**OBJECTIVE**
Find the lines in these entries that include the word "statistics" and state how many there are, with no other words.

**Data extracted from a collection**
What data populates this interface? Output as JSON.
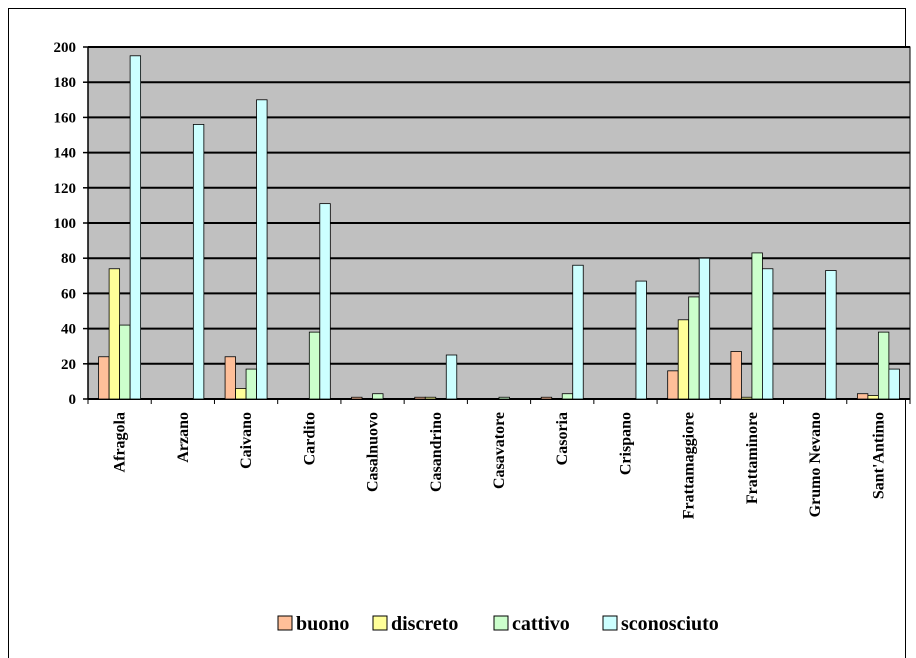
{
  "chart_data": {
    "type": "bar",
    "title": "",
    "xlabel": "",
    "ylabel": "",
    "ylim": [
      0,
      200
    ],
    "yticks": [
      0,
      20,
      40,
      60,
      80,
      100,
      120,
      140,
      160,
      180,
      200
    ],
    "grid": true,
    "plot_background": "#C0C0C0",
    "legend_position": "bottom",
    "categories": [
      "Afragola",
      "Arzano",
      "Caivano",
      "Cardito",
      "Casalnuovo",
      "Casandrino",
      "Casavatore",
      "Casoria",
      "Crispano",
      "Frattamaggiore",
      "Frattaminore",
      "Grumo Nevano",
      "Sant'Antimo"
    ],
    "series": [
      {
        "name": "buono",
        "color": "#FFBF99",
        "values": [
          24,
          0,
          24,
          0,
          1,
          1,
          0,
          1,
          0,
          16,
          27,
          0,
          3
        ]
      },
      {
        "name": "discreto",
        "color": "#FFFF99",
        "values": [
          74,
          0,
          6,
          0,
          0,
          1,
          0,
          0,
          0,
          45,
          1,
          0,
          2
        ]
      },
      {
        "name": "cattivo",
        "color": "#CCFFCC",
        "values": [
          42,
          0,
          17,
          38,
          3,
          0,
          1,
          3,
          0,
          58,
          83,
          0,
          38
        ]
      },
      {
        "name": "sconosciuto",
        "color": "#CCFFFF",
        "values": [
          195,
          156,
          170,
          111,
          0,
          25,
          0,
          76,
          67,
          80,
          74,
          73,
          17
        ]
      }
    ]
  }
}
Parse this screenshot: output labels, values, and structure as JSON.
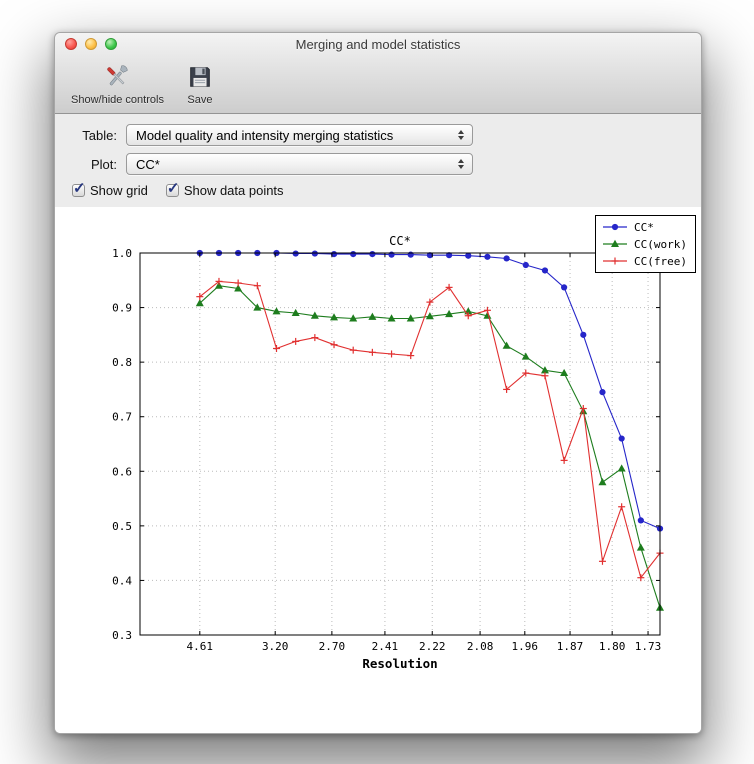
{
  "window": {
    "title": "Merging and model statistics",
    "traffic_lights": [
      "close",
      "minimize",
      "zoom"
    ],
    "toolbar": [
      {
        "label": "Show/hide controls",
        "icon": "tools-icon"
      },
      {
        "label": "Save",
        "icon": "save-icon"
      }
    ],
    "controls": {
      "table_label": "Table:",
      "table_value": "Model quality and intensity merging statistics",
      "plot_label": "Plot:",
      "plot_value": "CC*",
      "show_grid": {
        "label": "Show grid",
        "checked": true
      },
      "show_data_points": {
        "label": "Show data points",
        "checked": true
      }
    }
  },
  "chart_data": {
    "type": "line",
    "title": "CC*",
    "xlabel": "Resolution",
    "ylabel": "",
    "ylim": [
      0.3,
      1.0
    ],
    "yticks": [
      "0.3",
      "0.4",
      "0.5",
      "0.6",
      "0.7",
      "0.8",
      "0.9",
      "1.0"
    ],
    "x_ticks": [
      {
        "label": "4.61",
        "f": 0.115
      },
      {
        "label": "3.20",
        "f": 0.26
      },
      {
        "label": "2.70",
        "f": 0.369
      },
      {
        "label": "2.41",
        "f": 0.471
      },
      {
        "label": "2.22",
        "f": 0.562
      },
      {
        "label": "2.08",
        "f": 0.654
      },
      {
        "label": "1.96",
        "f": 0.74
      },
      {
        "label": "1.87",
        "f": 0.827
      },
      {
        "label": "1.80",
        "f": 0.908
      },
      {
        "label": "1.73",
        "f": 0.977
      }
    ],
    "x_data_range": [
      0.115,
      1.0
    ],
    "grid": true,
    "grid_color": "#bbbbbb",
    "legend_position": "upper right",
    "series": [
      {
        "name": "CC*",
        "color": "#2626c9",
        "marker": "circle",
        "values": [
          1.0,
          1.0,
          1.0,
          1.0,
          1.0,
          0.999,
          0.999,
          0.998,
          0.998,
          0.998,
          0.997,
          0.997,
          0.996,
          0.996,
          0.995,
          0.993,
          0.99,
          0.978,
          0.968,
          0.937,
          0.85,
          0.745,
          0.66,
          0.51,
          0.495
        ]
      },
      {
        "name": "CC(work)",
        "color": "#1e7d1e",
        "marker": "triangle",
        "values": [
          0.908,
          0.94,
          0.935,
          0.9,
          0.893,
          0.89,
          0.885,
          0.882,
          0.88,
          0.883,
          0.88,
          0.88,
          0.884,
          0.888,
          0.893,
          0.885,
          0.83,
          0.81,
          0.785,
          0.78,
          0.71,
          0.58,
          0.605,
          0.46,
          0.35
        ]
      },
      {
        "name": "CC(free)",
        "color": "#e13030",
        "marker": "plus",
        "values": [
          0.92,
          0.948,
          0.945,
          0.94,
          0.825,
          0.838,
          0.845,
          0.832,
          0.822,
          0.818,
          0.815,
          0.812,
          0.91,
          0.937,
          0.885,
          0.895,
          0.75,
          0.78,
          0.775,
          0.62,
          0.715,
          0.435,
          0.535,
          0.405,
          0.45
        ]
      }
    ]
  }
}
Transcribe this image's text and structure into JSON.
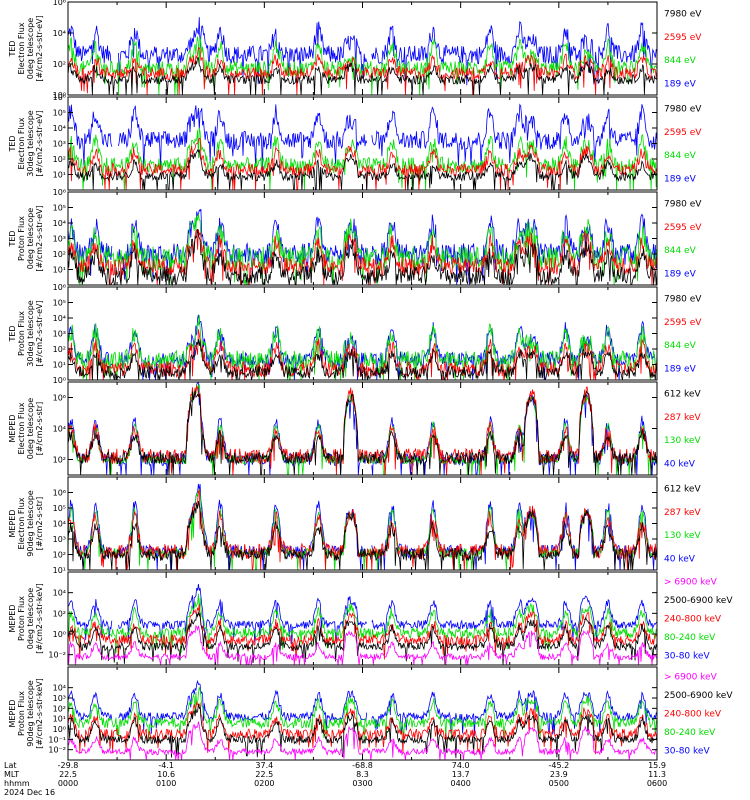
{
  "colors": {
    "blue": "#0000ff",
    "red": "#ff0000",
    "green": "#00dd00",
    "black": "#000000",
    "magenta": "#ff00ff"
  },
  "panels": [
    {
      "id": "ted-e-0",
      "ylabel": [
        "TED",
        "Electron Flux",
        "0deg telescope",
        "[#/cm2-s-str-eV]"
      ],
      "ymin": 0,
      "ymax": 6,
      "ticks": [
        {
          "v": 0,
          "t": "10⁰"
        },
        {
          "v": 2,
          "t": "10²"
        },
        {
          "v": 4,
          "t": "10⁴"
        },
        {
          "v": 6,
          "t": "10⁶"
        }
      ],
      "legend": [
        {
          "label": "7980 eV",
          "color": "black"
        },
        {
          "label": "2595 eV",
          "color": "red"
        },
        {
          "label": "844 eV",
          "color": "green"
        },
        {
          "label": "189 eV",
          "color": "blue"
        }
      ]
    },
    {
      "id": "ted-e-30",
      "ylabel": [
        "TED",
        "Electron Flux",
        "30deg telescope",
        "[#/cm2-s-str-eV]"
      ],
      "ymin": 0,
      "ymax": 6,
      "ticks": [
        {
          "v": 1,
          "t": "10¹"
        },
        {
          "v": 2,
          "t": "10²"
        },
        {
          "v": 3,
          "t": "10³"
        },
        {
          "v": 4,
          "t": "10⁴"
        },
        {
          "v": 5,
          "t": "10⁵"
        },
        {
          "v": 6,
          "t": "10⁶"
        }
      ],
      "legend": [
        {
          "label": "7980 eV",
          "color": "black"
        },
        {
          "label": "2595 eV",
          "color": "red"
        },
        {
          "label": "844 eV",
          "color": "green"
        },
        {
          "label": "189 eV",
          "color": "blue"
        }
      ]
    },
    {
      "id": "ted-p-0",
      "ylabel": [
        "TED",
        "Proton Flux",
        "0deg telescope",
        "[#/cm2-s-str-eV]"
      ],
      "ymin": 0,
      "ymax": 6,
      "ticks": [
        {
          "v": 1,
          "t": "10¹"
        },
        {
          "v": 2,
          "t": "10²"
        },
        {
          "v": 3,
          "t": "10³"
        },
        {
          "v": 4,
          "t": "10⁴"
        },
        {
          "v": 5,
          "t": "10⁵"
        },
        {
          "v": 6,
          "t": "10⁶"
        }
      ],
      "legend": [
        {
          "label": "7980 eV",
          "color": "black"
        },
        {
          "label": "2595 eV",
          "color": "red"
        },
        {
          "label": "844 eV",
          "color": "green"
        },
        {
          "label": "189 eV",
          "color": "blue"
        }
      ]
    },
    {
      "id": "ted-p-30",
      "ylabel": [
        "TED",
        "Proton Flux",
        "30deg telescope",
        "[#/cm2-s-str-eV]"
      ],
      "ymin": 0,
      "ymax": 6,
      "ticks": [
        {
          "v": 0,
          "t": "10⁰"
        },
        {
          "v": 1,
          "t": "10¹"
        },
        {
          "v": 2,
          "t": "10²"
        },
        {
          "v": 3,
          "t": "10³"
        },
        {
          "v": 4,
          "t": "10⁴"
        },
        {
          "v": 5,
          "t": "10⁵"
        },
        {
          "v": 6,
          "t": "10⁶"
        }
      ],
      "legend": [
        {
          "label": "7980 eV",
          "color": "black"
        },
        {
          "label": "2595 eV",
          "color": "red"
        },
        {
          "label": "844 eV",
          "color": "green"
        },
        {
          "label": "189 eV",
          "color": "blue"
        }
      ]
    },
    {
      "id": "meped-e-0",
      "ylabel": [
        "MEPED",
        "Electron Flux",
        "0deg telescope",
        "[#/cm2-s-str]"
      ],
      "ymin": 1,
      "ymax": 7,
      "ticks": [
        {
          "v": 2,
          "t": "10²"
        },
        {
          "v": 4,
          "t": "10⁴"
        },
        {
          "v": 6,
          "t": "10⁶"
        }
      ],
      "legend": [
        {
          "label": "612 keV",
          "color": "black"
        },
        {
          "label": "287 keV",
          "color": "red"
        },
        {
          "label": "130 keV",
          "color": "green"
        },
        {
          "label": "40 keV",
          "color": "blue"
        }
      ]
    },
    {
      "id": "meped-e-90",
      "ylabel": [
        "MEPED",
        "Electron Flux",
        "90deg telescope",
        "[#/cm2-s-str]"
      ],
      "ymin": 1,
      "ymax": 7,
      "ticks": [
        {
          "v": 1,
          "t": "10¹"
        },
        {
          "v": 2,
          "t": "10²"
        },
        {
          "v": 3,
          "t": "10³"
        },
        {
          "v": 4,
          "t": "10⁴"
        },
        {
          "v": 5,
          "t": "10⁵"
        },
        {
          "v": 6,
          "t": "10⁶"
        }
      ],
      "legend": [
        {
          "label": "612 keV",
          "color": "black"
        },
        {
          "label": "287 keV",
          "color": "red"
        },
        {
          "label": "130 keV",
          "color": "green"
        },
        {
          "label": "40 keV",
          "color": "blue"
        }
      ]
    },
    {
      "id": "meped-p-0",
      "ylabel": [
        "MEPED",
        "Proton Flux",
        "0deg telescope",
        "[#/cm2-s-str-keV]"
      ],
      "ymin": -3,
      "ymax": 6,
      "ticks": [
        {
          "v": -2,
          "t": "10⁻²"
        },
        {
          "v": 0,
          "t": "10⁰"
        },
        {
          "v": 2,
          "t": "10²"
        },
        {
          "v": 4,
          "t": "10⁴"
        }
      ],
      "legend": [
        {
          "label": "> 6900 keV",
          "color": "magenta"
        },
        {
          "label": "2500-6900 keV",
          "color": "black"
        },
        {
          "label": "240-800 keV",
          "color": "red"
        },
        {
          "label": "80-240 keV",
          "color": "green"
        },
        {
          "label": "30-80 keV",
          "color": "blue"
        }
      ]
    },
    {
      "id": "meped-p-90",
      "ylabel": [
        "MEPED",
        "Proton Flux",
        "90deg telescope",
        "[#/cm2-s-str-keV]"
      ],
      "ymin": -3,
      "ymax": 6,
      "ticks": [
        {
          "v": -2,
          "t": "10⁻²"
        },
        {
          "v": -1,
          "t": "10⁻¹"
        },
        {
          "v": 0,
          "t": "10⁰"
        },
        {
          "v": 1,
          "t": "10¹"
        },
        {
          "v": 2,
          "t": "10²"
        },
        {
          "v": 3,
          "t": "10³"
        },
        {
          "v": 4,
          "t": "10⁴"
        }
      ],
      "legend": [
        {
          "label": "> 6900 keV",
          "color": "magenta"
        },
        {
          "label": "2500-6900 keV",
          "color": "black"
        },
        {
          "label": "240-800 keV",
          "color": "red"
        },
        {
          "label": "80-240 keV",
          "color": "green"
        },
        {
          "label": "30-80 keV",
          "color": "blue"
        }
      ]
    }
  ],
  "xaxis": {
    "row_labels": [
      "Lat",
      "MLT",
      "hhmm",
      "2024 Dec 16"
    ],
    "ticks": [
      {
        "lat": "-29.8",
        "mlt": "22.5",
        "hhmm": "0000"
      },
      {
        "lat": "-4.1",
        "mlt": "10.6",
        "hhmm": "0100"
      },
      {
        "lat": "37.4",
        "mlt": "22.5",
        "hhmm": "0200"
      },
      {
        "lat": "-68.8",
        "mlt": "8.3",
        "hhmm": "0300"
      },
      {
        "lat": "74.0",
        "mlt": "13.7",
        "hhmm": "0400"
      },
      {
        "lat": "-45.2",
        "mlt": "23.9",
        "hhmm": "0500"
      },
      {
        "lat": "15.9",
        "mlt": "11.3",
        "hhmm": "0600"
      }
    ]
  },
  "chart_data": {
    "type": "line",
    "x_unit": "UTC hhmm, 2024 Dec 16",
    "x_range": [
      "0000",
      "0600"
    ],
    "y_scale": "log",
    "pass_peaks_hours": [
      0.03,
      0.28,
      0.68,
      1.35,
      1.55,
      2.12,
      2.55,
      3.3,
      3.72,
      4.3,
      4.6,
      5.07,
      5.5,
      5.85
    ],
    "radiation_belt_domes_hours": [
      1.28,
      2.88,
      4.72,
      5.28
    ]
  }
}
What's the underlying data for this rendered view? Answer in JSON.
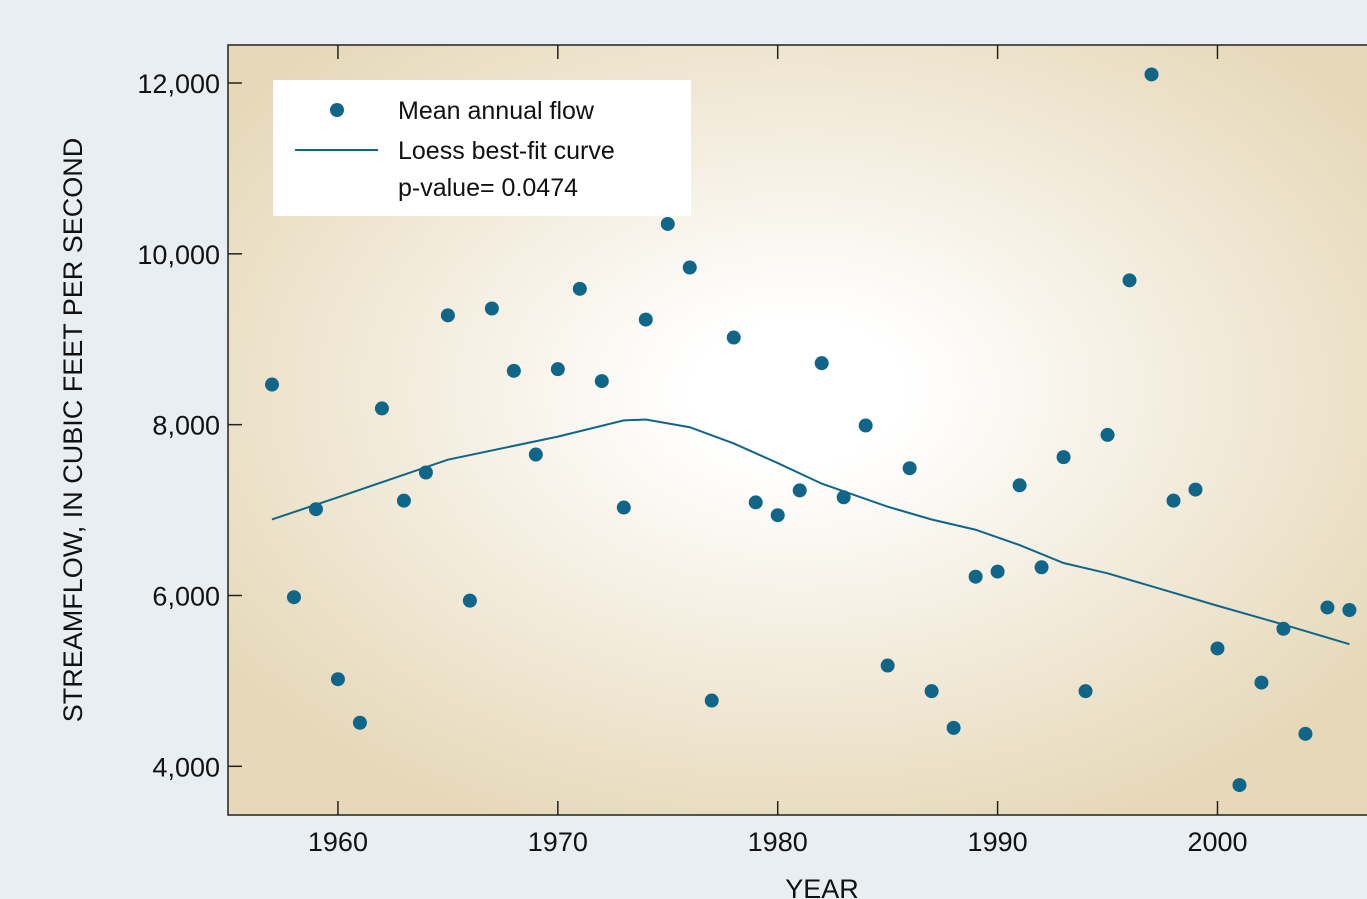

**FINISHED EXERCISE**
2